> _DATA_
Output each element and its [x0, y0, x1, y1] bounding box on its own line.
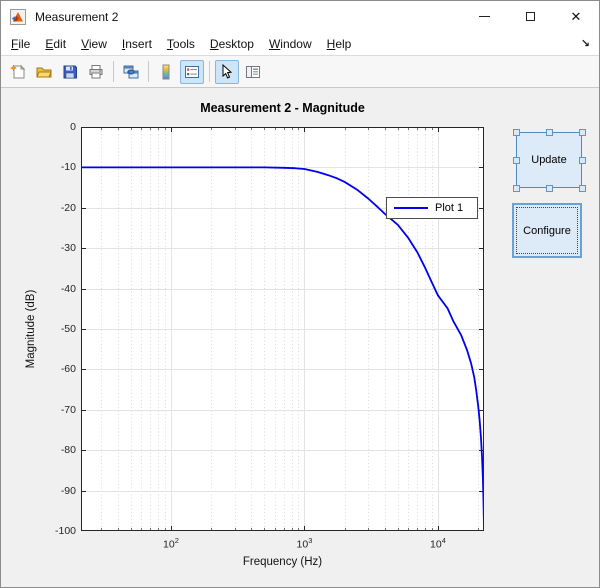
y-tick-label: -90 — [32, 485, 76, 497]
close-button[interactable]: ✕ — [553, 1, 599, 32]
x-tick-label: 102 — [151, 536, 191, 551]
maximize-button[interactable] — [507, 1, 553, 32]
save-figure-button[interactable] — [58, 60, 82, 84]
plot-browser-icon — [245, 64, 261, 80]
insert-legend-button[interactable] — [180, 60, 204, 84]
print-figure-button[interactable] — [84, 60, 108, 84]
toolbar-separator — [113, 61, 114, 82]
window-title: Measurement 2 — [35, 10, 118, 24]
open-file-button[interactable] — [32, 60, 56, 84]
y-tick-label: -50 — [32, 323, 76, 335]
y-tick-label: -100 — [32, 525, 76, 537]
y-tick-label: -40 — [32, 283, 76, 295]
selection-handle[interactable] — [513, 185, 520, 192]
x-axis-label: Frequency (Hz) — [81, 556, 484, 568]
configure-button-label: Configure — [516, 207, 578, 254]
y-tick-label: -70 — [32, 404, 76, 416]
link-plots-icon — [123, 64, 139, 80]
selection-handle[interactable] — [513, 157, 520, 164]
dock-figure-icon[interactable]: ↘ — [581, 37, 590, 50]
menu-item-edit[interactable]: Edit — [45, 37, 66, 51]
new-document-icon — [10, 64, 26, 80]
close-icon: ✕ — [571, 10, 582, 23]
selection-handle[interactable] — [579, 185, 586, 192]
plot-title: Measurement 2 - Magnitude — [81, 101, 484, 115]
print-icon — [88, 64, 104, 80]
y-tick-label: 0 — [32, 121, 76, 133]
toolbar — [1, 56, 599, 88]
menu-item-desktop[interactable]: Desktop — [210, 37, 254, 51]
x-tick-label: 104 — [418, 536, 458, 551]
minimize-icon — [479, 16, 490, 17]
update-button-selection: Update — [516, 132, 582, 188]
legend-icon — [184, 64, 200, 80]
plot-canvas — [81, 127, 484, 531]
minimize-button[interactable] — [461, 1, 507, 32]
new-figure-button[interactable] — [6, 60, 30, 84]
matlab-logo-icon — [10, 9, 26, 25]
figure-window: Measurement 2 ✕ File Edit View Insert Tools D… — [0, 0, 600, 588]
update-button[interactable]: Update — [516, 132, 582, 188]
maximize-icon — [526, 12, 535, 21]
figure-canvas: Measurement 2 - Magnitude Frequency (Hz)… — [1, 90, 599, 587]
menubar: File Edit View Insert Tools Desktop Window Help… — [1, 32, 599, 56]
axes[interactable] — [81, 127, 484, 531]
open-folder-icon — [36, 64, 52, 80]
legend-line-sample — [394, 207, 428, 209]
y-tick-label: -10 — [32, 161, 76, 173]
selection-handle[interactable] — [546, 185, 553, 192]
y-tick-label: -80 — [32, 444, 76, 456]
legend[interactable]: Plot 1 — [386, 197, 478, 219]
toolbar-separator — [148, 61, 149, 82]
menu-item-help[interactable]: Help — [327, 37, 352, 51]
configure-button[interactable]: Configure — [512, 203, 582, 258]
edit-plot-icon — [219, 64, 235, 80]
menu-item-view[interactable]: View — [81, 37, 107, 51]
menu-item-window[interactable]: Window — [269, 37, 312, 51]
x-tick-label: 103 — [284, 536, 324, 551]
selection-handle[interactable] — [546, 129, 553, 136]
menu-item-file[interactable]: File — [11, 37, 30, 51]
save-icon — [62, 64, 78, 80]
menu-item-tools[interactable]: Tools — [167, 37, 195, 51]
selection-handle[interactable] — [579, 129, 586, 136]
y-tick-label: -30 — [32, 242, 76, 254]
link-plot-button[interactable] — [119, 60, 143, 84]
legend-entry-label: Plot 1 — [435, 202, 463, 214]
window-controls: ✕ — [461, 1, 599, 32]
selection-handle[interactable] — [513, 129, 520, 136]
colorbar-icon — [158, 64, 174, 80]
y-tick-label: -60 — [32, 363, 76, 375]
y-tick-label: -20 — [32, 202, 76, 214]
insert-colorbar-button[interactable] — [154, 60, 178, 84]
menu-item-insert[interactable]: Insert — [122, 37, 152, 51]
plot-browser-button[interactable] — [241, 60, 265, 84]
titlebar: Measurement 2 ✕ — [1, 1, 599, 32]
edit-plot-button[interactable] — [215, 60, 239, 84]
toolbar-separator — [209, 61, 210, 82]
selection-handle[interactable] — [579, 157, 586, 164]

==

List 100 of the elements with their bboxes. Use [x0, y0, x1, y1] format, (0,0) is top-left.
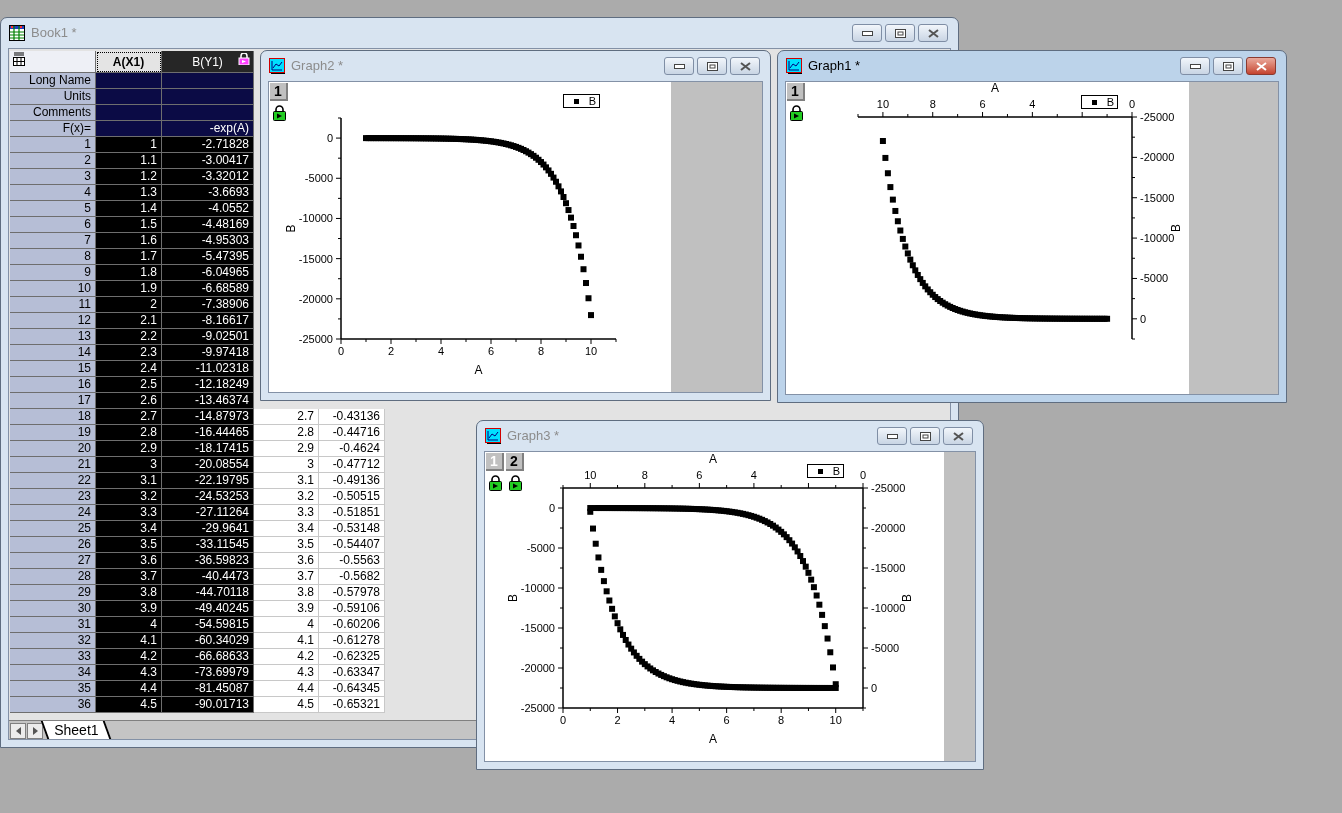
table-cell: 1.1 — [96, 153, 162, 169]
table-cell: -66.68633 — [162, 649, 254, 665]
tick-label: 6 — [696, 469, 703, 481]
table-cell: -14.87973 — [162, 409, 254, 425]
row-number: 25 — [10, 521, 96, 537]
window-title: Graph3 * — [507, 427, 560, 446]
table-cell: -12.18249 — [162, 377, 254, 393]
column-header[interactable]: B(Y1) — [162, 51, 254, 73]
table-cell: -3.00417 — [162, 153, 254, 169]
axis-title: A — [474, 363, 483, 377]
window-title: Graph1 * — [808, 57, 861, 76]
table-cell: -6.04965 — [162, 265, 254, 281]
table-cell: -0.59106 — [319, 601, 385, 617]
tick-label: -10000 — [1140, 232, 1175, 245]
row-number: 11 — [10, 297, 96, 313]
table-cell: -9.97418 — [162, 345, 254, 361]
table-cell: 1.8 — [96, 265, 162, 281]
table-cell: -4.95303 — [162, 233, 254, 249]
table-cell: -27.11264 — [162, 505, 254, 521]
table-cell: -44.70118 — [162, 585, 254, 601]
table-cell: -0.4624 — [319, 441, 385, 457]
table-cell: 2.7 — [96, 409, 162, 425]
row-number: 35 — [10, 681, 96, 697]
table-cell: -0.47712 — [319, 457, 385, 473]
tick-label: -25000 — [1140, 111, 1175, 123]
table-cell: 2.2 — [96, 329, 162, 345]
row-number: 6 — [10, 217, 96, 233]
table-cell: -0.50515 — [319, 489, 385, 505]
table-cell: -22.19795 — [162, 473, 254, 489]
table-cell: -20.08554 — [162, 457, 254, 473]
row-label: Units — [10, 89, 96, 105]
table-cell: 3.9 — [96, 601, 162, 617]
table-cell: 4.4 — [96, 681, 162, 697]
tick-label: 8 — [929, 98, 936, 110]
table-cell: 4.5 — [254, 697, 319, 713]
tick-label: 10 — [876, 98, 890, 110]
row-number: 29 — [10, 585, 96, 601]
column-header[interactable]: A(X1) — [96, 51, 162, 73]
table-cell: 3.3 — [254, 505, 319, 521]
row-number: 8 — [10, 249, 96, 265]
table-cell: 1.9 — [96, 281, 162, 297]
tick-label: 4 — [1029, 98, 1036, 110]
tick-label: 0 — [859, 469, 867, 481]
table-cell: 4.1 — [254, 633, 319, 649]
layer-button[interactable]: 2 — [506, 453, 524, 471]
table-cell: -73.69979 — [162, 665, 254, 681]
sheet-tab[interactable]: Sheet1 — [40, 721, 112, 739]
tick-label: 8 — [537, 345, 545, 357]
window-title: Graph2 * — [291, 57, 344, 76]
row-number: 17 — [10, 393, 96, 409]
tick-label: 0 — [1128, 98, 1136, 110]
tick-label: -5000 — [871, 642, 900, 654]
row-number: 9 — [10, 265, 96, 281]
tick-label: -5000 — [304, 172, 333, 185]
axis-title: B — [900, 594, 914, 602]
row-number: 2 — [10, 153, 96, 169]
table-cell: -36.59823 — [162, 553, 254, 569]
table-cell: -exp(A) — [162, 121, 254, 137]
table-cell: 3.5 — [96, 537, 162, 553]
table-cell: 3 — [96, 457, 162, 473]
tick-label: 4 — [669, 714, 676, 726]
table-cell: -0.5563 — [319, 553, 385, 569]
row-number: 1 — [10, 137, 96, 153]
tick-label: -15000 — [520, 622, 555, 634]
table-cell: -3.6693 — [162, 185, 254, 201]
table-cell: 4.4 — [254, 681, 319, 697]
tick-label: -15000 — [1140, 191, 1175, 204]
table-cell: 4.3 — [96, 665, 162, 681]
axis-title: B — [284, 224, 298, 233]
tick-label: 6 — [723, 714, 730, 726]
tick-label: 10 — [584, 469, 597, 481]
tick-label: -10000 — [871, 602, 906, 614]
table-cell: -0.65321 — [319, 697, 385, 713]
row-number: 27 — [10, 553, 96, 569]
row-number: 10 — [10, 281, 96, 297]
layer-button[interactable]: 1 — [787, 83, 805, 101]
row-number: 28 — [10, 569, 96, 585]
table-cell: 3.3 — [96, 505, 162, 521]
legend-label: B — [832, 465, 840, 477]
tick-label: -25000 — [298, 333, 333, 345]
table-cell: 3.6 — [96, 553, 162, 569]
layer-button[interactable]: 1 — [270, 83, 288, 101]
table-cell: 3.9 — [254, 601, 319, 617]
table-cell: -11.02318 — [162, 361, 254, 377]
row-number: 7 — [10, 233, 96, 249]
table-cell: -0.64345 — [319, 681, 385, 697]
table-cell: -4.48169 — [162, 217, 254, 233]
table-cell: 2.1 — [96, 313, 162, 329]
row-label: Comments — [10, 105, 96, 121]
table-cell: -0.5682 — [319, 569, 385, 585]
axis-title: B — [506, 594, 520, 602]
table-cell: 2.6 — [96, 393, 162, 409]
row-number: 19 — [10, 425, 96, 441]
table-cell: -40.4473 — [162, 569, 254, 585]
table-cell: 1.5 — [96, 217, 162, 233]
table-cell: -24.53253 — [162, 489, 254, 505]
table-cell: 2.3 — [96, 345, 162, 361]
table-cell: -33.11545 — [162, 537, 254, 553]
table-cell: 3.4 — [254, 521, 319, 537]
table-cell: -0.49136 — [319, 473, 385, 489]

> _GIVEN PROBLEM_
Turn the stretch of records from the line containing "y-tick-label: -90 — [32, 485, 76, 497]" through the line containing "update-button-selection: Update —" into a numbered list, leaving out any blank lines.

> _RESULT OF THIS TASK_
1. y-tick-label: -90 — [32, 485, 76, 497]
2. close-button[interactable]: ✕ — [553, 1, 599, 32]
3. x-tick-label: 102 — [151, 536, 191, 551]
4. maximize-button[interactable] — [507, 1, 553, 32]
5. save-figure-button[interactable] — [58, 60, 82, 84]
6. plot-browser-icon — [245, 64, 261, 80]
7. insert-legend-button[interactable] — [180, 60, 204, 84]
8. print-figure-button[interactable] — [84, 60, 108, 84]
9. toolbar-separator — [113, 61, 114, 82]
10. window-title: Measurement 2 — [35, 10, 118, 24]
11. open-file-button[interactable] — [32, 60, 56, 84]
12. y-tick-label: -50 — [32, 323, 76, 335]
13. y-tick-label: -100 — [32, 525, 76, 537]
14. y-tick-label: -40 — [32, 283, 76, 295]
15. selection-handle[interactable] — [513, 185, 520, 192]
16. x-axis-label: Frequency (Hz) — [81, 556, 484, 568]
17. configure-button-label: Configure — [516, 207, 578, 254]
18. y-tick-label: -70 — [32, 404, 76, 416]
19. link-plots-icon — [123, 64, 139, 80]
20. selection-handle[interactable] — [513, 157, 520, 164]
21. dock-figure-icon[interactable]: ↘ — [581, 37, 590, 50]
22. menu-item-edit[interactable]: Edit — [45, 37, 66, 51]
23. new-document-icon — [10, 64, 26, 80]
24. close-icon: ✕ — [571, 10, 582, 23]
25. selection-handle[interactable] — [579, 185, 586, 192]
26. plot-title: Measurement 2 - Magnitude — [81, 101, 484, 115]
27. print-icon — [88, 64, 104, 80]
28. y-tick-label: 0 — [32, 121, 76, 133]
29. toolbar — [1, 56, 599, 88]
30. menu-item-desktop[interactable]: Desktop — [210, 37, 254, 51]
31. x-tick-label: 104 — [418, 536, 458, 551]
32. minimize-icon — [479, 16, 490, 17]
33. update-button-selection: Update — [516, 132, 582, 188]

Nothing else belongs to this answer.